- [Records supplied]:
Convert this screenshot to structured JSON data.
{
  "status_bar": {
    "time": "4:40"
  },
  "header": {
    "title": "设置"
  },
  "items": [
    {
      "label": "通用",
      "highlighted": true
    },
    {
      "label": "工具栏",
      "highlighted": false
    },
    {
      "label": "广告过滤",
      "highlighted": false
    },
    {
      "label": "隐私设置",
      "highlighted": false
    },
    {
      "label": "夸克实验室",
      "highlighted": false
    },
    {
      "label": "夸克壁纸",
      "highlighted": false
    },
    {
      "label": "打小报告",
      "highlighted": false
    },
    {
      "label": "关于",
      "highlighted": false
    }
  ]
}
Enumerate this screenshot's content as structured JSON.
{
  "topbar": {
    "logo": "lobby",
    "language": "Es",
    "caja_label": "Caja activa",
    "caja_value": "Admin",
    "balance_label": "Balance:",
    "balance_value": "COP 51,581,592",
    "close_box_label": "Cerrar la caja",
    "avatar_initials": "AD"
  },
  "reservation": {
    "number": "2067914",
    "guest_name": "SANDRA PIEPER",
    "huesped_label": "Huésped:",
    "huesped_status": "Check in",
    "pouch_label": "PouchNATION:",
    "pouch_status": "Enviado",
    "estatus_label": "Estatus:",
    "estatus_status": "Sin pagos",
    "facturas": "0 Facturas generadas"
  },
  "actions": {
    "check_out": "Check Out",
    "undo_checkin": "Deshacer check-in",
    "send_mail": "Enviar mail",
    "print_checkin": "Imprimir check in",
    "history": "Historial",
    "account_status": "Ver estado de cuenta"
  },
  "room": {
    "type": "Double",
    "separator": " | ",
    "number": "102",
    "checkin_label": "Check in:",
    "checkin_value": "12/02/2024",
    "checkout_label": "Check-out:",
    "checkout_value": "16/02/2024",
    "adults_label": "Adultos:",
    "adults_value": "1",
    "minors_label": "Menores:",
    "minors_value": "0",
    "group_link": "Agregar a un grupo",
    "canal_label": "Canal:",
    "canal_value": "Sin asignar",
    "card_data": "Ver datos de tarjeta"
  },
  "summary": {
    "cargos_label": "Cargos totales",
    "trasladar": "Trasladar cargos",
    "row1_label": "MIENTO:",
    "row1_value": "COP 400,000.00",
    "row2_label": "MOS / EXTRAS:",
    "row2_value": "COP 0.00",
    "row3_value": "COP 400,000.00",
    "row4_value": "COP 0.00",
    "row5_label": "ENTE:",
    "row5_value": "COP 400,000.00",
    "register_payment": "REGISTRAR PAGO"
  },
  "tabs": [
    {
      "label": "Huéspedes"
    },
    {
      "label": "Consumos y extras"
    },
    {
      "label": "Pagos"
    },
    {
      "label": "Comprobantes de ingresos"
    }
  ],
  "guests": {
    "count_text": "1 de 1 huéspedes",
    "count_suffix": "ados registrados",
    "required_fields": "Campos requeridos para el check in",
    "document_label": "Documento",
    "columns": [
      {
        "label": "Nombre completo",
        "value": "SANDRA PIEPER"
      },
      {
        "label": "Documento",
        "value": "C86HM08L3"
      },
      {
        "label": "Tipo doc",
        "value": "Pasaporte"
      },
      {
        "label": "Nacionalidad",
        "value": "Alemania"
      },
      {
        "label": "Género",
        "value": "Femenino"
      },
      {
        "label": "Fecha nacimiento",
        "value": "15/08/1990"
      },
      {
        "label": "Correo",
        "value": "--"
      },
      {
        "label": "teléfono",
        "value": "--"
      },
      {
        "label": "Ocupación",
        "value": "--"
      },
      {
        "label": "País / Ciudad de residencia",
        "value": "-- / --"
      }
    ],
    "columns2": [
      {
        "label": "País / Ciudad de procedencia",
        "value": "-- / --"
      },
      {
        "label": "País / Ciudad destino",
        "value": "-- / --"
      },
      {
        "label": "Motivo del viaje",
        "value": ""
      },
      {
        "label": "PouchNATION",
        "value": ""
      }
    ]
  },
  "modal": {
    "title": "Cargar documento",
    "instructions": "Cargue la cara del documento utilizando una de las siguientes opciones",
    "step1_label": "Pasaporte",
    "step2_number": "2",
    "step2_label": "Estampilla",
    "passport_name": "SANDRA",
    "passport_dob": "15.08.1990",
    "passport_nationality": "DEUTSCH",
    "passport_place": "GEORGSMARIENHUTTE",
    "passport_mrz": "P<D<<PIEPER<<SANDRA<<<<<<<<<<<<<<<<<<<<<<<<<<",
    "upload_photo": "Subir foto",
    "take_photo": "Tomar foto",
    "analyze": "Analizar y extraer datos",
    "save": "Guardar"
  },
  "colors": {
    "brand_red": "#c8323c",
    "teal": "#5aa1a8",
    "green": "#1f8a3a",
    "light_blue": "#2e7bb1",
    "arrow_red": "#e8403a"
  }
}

- [Goal of the exercise]: Would you write down every record again, exactly?

- [Response to this task]:
Convert this screenshot to structured JSON data.
{
  "status_bar": {
    "time": "4:40"
  },
  "header": {
    "title": "设置"
  },
  "items": [
    {
      "label": "通用",
      "highlighted": true
    },
    {
      "label": "工具栏",
      "highlighted": false
    },
    {
      "label": "广告过滤",
      "highlighted": false
    },
    {
      "label": "隐私设置",
      "highlighted": false
    },
    {
      "label": "夸克实验室",
      "highlighted": false
    },
    {
      "label": "夸克壁纸",
      "highlighted": false
    },
    {
      "label": "打小报告",
      "highlighted": false
    },
    {
      "label": "关于",
      "highlighted": false
    }
  ]
}
Enumerate this screenshot's content as structured JSON.
{
  "topbar": {
    "logo": "lobby",
    "language": "Es",
    "caja_label": "Caja activa",
    "caja_value": "Admin",
    "balance_label": "Balance:",
    "balance_value": "COP 51,581,592",
    "close_box_label": "Cerrar la caja",
    "avatar_initials": "AD"
  },
  "reservation": {
    "number": "2067914",
    "guest_name": "SANDRA PIEPER",
    "huesped_label": "Huésped:",
    "huesped_status": "Check in",
    "pouch_label": "PouchNATION:",
    "pouch_status": "Enviado",
    "estatus_label": "Estatus:",
    "estatus_status": "Sin pagos",
    "facturas": "0 Facturas generadas"
  },
  "actions": {
    "check_out": "Check Out",
    "undo_checkin": "Deshacer check-in",
    "send_mail": "Enviar mail",
    "print_checkin": "Imprimir check in",
    "history": "Historial",
    "account_status": "Ver estado de cuenta"
  },
  "room": {
    "type": "Double",
    "separator": " | ",
    "number": "102",
    "checkin_label": "Check in:",
    "checkin_value": "12/02/2024",
    "checkout_label": "Check-out:",
    "checkout_value": "16/02/2024",
    "adults_label": "Adultos:",
    "adults_value": "1",
    "minors_label": "Menores:",
    "minors_value": "0",
    "group_link": "Agregar a un grupo",
    "canal_label": "Canal:",
    "canal_value": "Sin asignar",
    "card_data": "Ver datos de tarjeta"
  },
  "summary": {
    "cargos_label": "Cargos totales",
    "trasladar": "Trasladar cargos",
    "row1_label": "MIENTO:",
    "row1_value": "COP 400,000.00",
    "row2_label": "MOS / EXTRAS:",
    "row2_value": "COP 0.00",
    "row3_value": "COP 400,000.00",
    "row4_value": "COP 0.00",
    "row5_label": "ENTE:",
    "row5_value": "COP 400,000.00",
    "register_payment": "REGISTRAR PAGO"
  },
  "tabs": [
    {
      "label": "Huéspedes"
    },
    {
      "label": "Consumos y extras"
    },
    {
      "label": "Pagos"
    },
    {
      "label": "Comprobantes de ingresos"
    }
  ],
  "guests": {
    "count_text": "1 de 1 huéspedes",
    "count_suffix": "ados registrados",
    "required_fields": "Campos requeridos para el check in",
    "document_label": "Documento",
    "columns": [
      {
        "label": "Nombre completo",
        "value": "SANDRA PIEPER"
      },
      {
        "label": "Documento",
        "value": "C86HM08L3"
      },
      {
        "label": "Tipo doc",
        "value": "Pasaporte"
      },
      {
        "label": "Nacionalidad",
        "value": "Alemania"
      },
      {
        "label": "Género",
        "value": "Femenino"
      },
      {
        "label": "Fecha nacimiento",
        "value": "15/08/1990"
      },
      {
        "label": "Correo",
        "value": "--"
      },
      {
        "label": "teléfono",
        "value": "--"
      },
      {
        "label": "Ocupación",
        "value": "--"
      },
      {
        "label": "País / Ciudad de residencia",
        "value": "-- / --"
      }
    ],
    "columns2": [
      {
        "label": "País / Ciudad de procedencia",
        "value": "-- / --"
      },
      {
        "label": "País / Ciudad destino",
        "value": "-- / --"
      },
      {
        "label": "Motivo del viaje",
        "value": ""
      },
      {
        "label": "PouchNATION",
        "value": ""
      }
    ]
  },
  "modal": {
    "title": "Cargar documento",
    "instructions": "Cargue la cara del documento utilizando una de las siguientes opciones",
    "step1_label": "Pasaporte",
    "step2_number": "2",
    "step2_label": "Estampilla",
    "passport_name": "SANDRA",
    "passport_dob": "15.08.1990",
    "passport_nationality": "DEUTSCH",
    "passport_place": "GEORGSMARIENHUTTE",
    "passport_mrz": "P<D<<PIEPER<<SANDRA<<<<<<<<<<<<<<<<<<<<<<<<<<",
    "upload_photo": "Subir foto",
    "take_photo": "Tomar foto",
    "analyze": "Analizar y extraer datos",
    "save": "Guardar"
  },
  "colors": {
    "brand_red": "#c8323c",
    "teal": "#5aa1a8",
    "green": "#1f8a3a",
    "light_blue": "#2e7bb1",
    "arrow_red": "#e8403a"
  }
}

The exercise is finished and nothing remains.